Copy each line that contains the word "tuyến".

↓

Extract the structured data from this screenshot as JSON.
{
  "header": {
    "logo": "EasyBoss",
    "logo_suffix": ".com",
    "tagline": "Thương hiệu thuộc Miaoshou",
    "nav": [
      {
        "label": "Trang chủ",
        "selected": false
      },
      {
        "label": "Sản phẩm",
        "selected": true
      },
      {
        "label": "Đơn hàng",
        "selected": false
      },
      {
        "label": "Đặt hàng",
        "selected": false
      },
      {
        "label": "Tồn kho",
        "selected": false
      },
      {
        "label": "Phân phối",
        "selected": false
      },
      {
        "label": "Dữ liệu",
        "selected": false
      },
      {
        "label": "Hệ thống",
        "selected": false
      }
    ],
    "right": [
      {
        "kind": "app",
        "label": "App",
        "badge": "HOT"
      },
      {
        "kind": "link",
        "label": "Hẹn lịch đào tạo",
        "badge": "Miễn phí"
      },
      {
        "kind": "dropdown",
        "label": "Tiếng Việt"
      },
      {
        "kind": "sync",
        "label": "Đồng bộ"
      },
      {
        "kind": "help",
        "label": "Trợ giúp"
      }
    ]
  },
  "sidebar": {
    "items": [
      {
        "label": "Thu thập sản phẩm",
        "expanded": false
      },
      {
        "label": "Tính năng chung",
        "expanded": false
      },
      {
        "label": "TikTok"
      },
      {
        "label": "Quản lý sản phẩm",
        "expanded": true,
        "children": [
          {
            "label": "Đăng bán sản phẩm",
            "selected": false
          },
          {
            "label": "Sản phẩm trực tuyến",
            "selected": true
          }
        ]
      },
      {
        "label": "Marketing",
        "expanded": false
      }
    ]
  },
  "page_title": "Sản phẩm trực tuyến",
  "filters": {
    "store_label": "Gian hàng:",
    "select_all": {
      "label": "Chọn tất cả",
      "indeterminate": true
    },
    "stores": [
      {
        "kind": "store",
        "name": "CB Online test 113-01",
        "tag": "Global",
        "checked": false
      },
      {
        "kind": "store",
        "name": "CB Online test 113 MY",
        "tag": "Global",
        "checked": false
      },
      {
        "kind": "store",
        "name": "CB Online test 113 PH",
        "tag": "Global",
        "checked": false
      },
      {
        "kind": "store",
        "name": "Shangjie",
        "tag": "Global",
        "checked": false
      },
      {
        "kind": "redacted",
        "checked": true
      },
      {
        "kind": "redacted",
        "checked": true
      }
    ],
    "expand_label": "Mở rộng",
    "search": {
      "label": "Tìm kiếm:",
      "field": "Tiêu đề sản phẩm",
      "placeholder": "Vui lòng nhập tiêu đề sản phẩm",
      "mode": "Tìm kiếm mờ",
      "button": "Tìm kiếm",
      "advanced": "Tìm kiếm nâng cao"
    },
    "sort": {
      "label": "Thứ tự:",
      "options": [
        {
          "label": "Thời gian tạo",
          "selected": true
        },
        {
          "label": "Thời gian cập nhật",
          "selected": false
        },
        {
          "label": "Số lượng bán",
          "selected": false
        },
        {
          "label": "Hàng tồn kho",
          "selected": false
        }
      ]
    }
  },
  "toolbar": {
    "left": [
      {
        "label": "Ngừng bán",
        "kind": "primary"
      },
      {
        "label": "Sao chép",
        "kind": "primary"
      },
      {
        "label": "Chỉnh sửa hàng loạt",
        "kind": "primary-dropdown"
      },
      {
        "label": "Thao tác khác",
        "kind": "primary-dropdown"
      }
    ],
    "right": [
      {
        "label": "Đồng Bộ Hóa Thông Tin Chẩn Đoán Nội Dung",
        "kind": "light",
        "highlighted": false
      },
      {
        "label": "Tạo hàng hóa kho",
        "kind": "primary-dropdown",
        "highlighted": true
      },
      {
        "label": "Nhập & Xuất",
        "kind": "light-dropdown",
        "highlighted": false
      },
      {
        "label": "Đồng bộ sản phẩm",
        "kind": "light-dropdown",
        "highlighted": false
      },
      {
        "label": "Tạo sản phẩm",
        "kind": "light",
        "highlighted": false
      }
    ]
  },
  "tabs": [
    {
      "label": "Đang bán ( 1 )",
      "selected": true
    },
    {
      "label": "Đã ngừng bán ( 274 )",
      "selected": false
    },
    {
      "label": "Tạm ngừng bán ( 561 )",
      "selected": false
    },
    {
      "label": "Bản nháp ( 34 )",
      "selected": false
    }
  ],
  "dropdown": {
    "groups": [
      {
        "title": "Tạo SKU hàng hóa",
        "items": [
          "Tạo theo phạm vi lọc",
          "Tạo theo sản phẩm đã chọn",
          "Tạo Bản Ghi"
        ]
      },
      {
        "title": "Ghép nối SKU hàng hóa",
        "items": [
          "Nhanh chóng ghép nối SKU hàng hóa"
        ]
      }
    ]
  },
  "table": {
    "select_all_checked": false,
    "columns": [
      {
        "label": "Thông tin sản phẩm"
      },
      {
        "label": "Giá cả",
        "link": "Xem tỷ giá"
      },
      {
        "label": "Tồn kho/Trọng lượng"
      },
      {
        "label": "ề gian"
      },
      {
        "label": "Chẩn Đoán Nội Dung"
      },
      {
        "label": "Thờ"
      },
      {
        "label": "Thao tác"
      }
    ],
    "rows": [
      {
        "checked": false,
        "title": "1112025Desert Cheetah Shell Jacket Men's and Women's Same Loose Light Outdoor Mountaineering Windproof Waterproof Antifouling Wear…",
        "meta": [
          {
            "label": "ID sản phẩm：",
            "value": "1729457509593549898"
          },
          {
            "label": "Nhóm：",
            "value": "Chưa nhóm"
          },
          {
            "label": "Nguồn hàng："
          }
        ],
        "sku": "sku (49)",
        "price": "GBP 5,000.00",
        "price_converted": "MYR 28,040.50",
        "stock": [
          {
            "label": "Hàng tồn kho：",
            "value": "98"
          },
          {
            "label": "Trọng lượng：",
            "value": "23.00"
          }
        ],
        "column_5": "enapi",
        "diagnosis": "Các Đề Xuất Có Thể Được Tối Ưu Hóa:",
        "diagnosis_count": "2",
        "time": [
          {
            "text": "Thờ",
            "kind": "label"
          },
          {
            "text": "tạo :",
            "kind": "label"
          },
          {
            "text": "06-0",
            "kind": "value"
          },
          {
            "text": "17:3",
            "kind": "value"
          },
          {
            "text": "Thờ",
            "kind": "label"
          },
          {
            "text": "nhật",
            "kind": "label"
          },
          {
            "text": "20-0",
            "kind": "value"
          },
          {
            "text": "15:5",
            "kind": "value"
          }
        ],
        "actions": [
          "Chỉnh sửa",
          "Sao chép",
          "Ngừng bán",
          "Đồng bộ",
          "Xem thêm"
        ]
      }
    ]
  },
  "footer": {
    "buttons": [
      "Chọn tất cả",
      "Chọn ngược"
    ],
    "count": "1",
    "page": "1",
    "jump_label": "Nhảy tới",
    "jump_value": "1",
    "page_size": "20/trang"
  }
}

↑

• **RESULT OF THE EXERCISE**:
            "label": "Sản phẩm trực tuyến",
  "page_title": "Sản phẩm trực tuyến",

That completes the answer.